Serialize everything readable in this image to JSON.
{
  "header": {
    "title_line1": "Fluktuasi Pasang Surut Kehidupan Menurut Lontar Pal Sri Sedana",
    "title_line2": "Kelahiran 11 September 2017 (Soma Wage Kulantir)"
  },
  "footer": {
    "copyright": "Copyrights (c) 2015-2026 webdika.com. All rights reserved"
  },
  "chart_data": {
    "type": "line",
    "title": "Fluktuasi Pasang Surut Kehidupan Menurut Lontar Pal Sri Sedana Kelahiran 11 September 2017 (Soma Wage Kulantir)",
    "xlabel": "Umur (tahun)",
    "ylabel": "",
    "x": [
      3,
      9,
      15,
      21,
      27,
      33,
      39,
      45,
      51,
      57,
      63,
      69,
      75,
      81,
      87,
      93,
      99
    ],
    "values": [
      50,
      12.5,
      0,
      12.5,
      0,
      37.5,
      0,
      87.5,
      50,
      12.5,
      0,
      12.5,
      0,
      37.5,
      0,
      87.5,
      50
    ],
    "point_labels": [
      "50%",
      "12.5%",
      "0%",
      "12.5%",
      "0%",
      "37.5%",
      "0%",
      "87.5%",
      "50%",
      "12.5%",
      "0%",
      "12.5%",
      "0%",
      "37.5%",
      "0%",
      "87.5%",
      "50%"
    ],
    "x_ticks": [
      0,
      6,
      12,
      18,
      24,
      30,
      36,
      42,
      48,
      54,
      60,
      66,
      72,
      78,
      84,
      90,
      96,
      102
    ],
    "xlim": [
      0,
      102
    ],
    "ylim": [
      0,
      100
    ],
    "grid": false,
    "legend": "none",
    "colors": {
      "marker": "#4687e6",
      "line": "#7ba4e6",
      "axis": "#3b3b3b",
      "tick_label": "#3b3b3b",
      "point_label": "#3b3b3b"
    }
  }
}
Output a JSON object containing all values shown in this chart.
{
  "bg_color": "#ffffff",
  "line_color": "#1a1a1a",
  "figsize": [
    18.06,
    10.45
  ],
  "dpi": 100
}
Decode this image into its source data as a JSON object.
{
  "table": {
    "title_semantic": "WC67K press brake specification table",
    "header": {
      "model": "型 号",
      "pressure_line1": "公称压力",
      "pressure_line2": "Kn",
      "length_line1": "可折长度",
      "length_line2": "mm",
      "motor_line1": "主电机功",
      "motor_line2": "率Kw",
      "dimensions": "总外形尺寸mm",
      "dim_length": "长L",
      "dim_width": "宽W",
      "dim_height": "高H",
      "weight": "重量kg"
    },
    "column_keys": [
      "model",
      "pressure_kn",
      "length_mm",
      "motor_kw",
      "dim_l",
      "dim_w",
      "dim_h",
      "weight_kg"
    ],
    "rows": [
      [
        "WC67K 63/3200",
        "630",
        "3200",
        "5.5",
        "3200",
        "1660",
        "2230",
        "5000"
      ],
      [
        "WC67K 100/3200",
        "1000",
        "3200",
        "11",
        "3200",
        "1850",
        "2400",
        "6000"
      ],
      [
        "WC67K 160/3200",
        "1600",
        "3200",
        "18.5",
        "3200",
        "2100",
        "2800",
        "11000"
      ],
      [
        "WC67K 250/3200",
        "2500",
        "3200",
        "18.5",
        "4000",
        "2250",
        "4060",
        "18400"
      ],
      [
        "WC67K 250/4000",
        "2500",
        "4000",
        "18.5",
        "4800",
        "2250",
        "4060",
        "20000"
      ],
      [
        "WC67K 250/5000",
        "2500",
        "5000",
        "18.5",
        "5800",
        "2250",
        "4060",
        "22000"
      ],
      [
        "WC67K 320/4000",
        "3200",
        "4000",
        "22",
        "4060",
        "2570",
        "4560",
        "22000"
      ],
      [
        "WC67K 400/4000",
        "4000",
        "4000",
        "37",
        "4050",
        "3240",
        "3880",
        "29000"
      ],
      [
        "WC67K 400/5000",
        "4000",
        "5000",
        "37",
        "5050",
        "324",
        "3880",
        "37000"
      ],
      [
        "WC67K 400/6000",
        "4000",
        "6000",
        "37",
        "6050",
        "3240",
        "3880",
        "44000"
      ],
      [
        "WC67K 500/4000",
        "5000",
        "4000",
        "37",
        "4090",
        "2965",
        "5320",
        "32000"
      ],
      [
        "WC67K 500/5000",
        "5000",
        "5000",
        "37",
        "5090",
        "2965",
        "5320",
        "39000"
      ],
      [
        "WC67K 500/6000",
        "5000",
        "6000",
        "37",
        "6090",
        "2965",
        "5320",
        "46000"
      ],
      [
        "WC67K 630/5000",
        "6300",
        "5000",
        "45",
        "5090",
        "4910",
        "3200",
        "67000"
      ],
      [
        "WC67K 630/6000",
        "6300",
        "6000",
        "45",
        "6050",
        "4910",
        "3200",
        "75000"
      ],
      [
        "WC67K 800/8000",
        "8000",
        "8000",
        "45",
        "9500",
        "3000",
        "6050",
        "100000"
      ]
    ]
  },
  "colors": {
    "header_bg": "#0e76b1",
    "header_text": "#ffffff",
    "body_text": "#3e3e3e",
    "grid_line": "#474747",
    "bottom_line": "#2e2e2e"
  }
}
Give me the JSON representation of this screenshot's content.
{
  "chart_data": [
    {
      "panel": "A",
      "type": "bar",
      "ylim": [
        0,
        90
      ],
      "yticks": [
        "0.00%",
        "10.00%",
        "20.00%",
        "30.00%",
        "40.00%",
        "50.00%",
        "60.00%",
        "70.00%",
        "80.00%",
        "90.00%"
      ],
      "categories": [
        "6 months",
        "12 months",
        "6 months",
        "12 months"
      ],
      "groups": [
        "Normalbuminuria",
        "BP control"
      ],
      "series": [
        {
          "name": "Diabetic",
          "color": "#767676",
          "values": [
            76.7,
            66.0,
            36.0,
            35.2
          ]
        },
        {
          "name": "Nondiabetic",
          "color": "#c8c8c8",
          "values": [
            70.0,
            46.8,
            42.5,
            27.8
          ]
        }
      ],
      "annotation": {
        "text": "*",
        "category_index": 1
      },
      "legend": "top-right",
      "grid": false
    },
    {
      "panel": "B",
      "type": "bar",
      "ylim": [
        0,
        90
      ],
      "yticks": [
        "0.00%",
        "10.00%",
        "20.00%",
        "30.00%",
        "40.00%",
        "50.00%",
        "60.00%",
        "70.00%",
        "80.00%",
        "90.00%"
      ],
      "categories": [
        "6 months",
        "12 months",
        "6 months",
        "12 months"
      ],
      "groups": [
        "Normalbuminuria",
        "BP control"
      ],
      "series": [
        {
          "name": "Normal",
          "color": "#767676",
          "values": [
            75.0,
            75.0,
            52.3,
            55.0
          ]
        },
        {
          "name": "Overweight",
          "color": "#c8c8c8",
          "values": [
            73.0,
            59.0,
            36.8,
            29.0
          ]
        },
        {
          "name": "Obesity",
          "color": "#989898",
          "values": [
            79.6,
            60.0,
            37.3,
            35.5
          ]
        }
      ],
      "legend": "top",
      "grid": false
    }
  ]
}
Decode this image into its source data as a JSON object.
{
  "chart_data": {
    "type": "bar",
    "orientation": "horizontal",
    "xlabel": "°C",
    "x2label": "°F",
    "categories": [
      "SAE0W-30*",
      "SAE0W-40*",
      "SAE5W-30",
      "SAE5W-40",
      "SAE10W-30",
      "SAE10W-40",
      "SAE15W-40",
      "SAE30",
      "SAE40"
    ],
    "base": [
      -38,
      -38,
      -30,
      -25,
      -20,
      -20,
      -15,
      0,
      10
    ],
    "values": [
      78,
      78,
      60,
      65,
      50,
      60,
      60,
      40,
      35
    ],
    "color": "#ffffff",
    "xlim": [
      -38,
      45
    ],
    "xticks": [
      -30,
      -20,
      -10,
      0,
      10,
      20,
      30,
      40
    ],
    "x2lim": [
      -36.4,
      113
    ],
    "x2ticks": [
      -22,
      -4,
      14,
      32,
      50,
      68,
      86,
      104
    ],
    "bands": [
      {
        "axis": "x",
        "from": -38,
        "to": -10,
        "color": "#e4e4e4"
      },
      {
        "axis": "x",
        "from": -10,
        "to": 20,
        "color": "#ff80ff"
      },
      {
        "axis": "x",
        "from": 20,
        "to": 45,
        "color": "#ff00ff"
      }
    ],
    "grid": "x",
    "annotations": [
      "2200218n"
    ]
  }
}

WHAT THE EXERCISE ASKS | Report each line of the material above where the word "Kulantir" appears.

ANSWER FOR THIS EXERCISE |
    "title_line2": "Kelahiran 11 September 2017 (Soma Wage Kulantir)"
    "title": "Fluktuasi Pasang Surut Kehidupan Menurut Lontar Pal Sri Sedana Kelahiran 11 September 2017 (Soma Wage Kulantir)",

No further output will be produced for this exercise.